** Start Entries **

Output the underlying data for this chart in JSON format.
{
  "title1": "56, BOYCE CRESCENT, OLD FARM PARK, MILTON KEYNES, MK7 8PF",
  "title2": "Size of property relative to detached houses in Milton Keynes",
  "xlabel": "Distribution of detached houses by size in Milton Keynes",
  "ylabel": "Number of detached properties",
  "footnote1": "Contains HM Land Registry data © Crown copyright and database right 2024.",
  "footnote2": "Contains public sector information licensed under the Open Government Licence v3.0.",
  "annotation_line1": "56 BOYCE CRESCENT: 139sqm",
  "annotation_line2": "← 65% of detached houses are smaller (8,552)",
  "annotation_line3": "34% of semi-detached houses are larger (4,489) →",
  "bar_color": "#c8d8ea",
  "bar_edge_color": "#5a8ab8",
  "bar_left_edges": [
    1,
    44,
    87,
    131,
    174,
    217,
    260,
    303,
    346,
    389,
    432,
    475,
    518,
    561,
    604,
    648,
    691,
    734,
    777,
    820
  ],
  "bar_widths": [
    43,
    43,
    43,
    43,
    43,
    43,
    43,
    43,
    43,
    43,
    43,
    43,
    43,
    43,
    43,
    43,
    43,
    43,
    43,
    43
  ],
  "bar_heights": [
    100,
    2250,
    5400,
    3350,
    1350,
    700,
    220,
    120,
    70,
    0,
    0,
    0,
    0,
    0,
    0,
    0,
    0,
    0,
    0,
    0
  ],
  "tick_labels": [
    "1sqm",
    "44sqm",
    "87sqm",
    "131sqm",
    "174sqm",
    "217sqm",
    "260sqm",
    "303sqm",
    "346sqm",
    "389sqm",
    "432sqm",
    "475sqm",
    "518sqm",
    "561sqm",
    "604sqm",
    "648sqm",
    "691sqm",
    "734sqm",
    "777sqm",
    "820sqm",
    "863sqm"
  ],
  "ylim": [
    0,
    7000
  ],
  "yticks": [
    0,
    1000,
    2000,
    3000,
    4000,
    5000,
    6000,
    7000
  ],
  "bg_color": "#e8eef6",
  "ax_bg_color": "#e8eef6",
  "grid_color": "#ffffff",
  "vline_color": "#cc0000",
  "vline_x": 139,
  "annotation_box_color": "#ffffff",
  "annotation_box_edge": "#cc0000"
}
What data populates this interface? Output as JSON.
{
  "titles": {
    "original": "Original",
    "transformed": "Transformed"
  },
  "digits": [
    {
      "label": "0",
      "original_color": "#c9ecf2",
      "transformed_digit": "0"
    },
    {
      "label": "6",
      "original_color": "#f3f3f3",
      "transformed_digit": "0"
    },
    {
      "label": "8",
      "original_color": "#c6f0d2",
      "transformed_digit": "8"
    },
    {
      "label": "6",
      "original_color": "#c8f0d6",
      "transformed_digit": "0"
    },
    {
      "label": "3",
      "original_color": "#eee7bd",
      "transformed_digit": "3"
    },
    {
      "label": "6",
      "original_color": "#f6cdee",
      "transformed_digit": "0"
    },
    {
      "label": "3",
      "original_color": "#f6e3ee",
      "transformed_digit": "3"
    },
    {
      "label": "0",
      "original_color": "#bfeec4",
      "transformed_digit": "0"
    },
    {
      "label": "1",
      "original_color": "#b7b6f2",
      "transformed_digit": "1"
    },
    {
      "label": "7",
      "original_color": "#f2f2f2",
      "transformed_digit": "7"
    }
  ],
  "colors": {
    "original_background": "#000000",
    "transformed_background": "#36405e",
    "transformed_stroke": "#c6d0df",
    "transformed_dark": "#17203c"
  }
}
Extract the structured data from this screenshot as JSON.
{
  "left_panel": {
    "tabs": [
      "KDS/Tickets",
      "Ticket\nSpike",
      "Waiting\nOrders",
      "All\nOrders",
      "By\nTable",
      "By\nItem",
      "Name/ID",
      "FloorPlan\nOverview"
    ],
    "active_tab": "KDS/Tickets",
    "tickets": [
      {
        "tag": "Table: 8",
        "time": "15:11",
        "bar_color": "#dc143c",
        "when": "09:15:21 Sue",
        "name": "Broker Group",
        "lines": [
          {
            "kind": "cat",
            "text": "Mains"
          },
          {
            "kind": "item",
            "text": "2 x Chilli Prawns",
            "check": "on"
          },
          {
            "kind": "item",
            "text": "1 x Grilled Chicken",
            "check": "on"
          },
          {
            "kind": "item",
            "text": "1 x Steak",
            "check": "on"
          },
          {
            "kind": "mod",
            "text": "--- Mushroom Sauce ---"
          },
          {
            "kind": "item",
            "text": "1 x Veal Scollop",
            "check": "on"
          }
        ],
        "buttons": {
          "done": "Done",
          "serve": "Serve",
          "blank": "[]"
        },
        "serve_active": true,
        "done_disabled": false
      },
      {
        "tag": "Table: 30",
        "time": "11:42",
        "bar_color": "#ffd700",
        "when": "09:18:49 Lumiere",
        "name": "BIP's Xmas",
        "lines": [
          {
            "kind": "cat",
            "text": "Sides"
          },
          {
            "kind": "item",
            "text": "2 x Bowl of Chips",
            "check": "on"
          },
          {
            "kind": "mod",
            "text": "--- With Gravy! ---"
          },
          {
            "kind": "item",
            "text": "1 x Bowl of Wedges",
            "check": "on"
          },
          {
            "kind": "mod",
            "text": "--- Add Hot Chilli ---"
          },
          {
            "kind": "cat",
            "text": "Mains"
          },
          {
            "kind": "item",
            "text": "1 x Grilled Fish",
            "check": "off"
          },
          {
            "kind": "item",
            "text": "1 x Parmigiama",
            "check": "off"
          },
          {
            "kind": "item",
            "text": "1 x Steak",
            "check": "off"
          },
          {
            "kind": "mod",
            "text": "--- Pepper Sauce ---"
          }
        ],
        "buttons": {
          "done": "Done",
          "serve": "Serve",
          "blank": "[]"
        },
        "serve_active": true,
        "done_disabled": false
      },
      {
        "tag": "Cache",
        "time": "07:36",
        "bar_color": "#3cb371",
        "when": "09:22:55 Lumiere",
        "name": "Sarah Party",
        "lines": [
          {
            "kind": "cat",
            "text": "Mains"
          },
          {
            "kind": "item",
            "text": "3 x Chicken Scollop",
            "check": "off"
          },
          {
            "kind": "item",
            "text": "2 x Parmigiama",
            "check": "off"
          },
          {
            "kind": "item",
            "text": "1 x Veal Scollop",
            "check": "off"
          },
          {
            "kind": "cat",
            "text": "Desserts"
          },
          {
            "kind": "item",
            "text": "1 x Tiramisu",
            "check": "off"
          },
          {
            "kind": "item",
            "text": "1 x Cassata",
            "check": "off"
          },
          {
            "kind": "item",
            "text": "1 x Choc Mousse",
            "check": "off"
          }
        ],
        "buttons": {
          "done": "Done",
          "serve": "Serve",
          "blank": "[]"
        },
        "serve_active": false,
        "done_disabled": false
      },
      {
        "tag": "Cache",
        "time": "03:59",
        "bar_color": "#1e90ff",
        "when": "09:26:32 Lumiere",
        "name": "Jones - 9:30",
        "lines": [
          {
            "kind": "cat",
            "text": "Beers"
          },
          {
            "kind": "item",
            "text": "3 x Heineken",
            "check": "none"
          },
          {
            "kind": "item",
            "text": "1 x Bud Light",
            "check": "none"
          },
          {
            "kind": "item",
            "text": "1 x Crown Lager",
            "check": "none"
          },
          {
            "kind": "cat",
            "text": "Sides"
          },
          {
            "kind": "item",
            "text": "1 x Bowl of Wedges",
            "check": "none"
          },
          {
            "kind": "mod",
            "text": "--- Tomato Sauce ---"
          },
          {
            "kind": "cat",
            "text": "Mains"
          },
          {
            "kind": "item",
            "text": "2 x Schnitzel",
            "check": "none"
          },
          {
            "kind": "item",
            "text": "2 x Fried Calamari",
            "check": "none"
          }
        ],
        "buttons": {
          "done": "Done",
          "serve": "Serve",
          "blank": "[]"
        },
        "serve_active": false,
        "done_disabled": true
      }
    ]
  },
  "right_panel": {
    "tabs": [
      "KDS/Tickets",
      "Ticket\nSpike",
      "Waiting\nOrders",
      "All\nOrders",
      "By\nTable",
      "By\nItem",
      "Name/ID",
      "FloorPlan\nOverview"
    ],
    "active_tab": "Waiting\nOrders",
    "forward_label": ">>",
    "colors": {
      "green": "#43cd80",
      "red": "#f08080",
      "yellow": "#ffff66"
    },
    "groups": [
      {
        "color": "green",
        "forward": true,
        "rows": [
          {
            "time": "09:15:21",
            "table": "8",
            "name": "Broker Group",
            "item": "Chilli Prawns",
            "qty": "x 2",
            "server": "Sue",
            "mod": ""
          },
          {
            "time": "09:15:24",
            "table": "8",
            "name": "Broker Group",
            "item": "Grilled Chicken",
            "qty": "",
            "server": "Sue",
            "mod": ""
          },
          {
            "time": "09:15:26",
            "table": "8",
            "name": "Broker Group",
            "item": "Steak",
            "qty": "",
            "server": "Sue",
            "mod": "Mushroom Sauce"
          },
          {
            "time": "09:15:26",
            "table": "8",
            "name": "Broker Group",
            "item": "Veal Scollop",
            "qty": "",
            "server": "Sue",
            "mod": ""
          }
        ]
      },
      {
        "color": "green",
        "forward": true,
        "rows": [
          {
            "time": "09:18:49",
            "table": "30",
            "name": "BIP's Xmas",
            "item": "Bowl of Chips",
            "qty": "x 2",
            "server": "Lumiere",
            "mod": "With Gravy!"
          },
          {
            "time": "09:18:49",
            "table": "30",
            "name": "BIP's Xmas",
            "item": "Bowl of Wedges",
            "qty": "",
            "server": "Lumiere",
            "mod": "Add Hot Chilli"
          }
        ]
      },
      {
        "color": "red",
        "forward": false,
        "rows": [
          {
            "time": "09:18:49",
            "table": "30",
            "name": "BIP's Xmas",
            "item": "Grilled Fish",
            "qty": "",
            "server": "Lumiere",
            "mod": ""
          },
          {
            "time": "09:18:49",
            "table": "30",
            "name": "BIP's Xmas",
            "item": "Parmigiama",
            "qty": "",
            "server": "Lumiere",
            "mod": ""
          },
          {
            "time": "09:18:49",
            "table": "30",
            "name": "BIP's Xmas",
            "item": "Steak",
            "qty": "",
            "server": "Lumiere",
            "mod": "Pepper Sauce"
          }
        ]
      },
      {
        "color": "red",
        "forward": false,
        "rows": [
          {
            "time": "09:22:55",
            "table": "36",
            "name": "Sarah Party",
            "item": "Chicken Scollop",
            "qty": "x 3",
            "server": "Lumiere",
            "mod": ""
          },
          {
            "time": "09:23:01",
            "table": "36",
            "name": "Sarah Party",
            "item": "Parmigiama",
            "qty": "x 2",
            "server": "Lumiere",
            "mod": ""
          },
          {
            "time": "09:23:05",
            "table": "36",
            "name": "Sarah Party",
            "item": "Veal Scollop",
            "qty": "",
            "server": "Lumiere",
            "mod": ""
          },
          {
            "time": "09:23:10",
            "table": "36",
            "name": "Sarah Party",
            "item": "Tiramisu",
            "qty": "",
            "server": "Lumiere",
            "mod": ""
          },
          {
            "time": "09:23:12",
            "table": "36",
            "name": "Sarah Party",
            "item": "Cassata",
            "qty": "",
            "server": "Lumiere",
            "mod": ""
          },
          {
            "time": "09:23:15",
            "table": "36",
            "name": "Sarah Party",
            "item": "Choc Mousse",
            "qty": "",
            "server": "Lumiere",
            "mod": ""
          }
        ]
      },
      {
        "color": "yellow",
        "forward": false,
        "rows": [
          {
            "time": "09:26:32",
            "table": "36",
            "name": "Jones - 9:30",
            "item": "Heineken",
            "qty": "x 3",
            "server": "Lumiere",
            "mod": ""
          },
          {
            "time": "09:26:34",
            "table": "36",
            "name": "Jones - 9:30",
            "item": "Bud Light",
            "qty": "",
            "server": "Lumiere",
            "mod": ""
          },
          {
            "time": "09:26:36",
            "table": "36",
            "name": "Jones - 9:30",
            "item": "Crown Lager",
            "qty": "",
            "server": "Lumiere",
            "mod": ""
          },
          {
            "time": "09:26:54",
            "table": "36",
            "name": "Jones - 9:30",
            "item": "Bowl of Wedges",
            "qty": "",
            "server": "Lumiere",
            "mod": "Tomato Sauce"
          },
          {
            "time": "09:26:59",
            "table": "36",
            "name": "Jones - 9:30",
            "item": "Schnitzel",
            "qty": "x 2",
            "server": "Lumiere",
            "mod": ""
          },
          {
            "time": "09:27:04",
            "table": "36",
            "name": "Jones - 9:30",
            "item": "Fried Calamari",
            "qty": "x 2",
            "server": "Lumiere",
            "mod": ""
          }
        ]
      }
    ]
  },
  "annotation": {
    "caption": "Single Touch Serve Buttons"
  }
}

** End Entries **

What you have to do
Scan the entries above for the word "Prawns" and collect each line holding it.

Solution to this problem
            "text": "2 x Chilli Prawns",
            "item": "Chilli Prawns",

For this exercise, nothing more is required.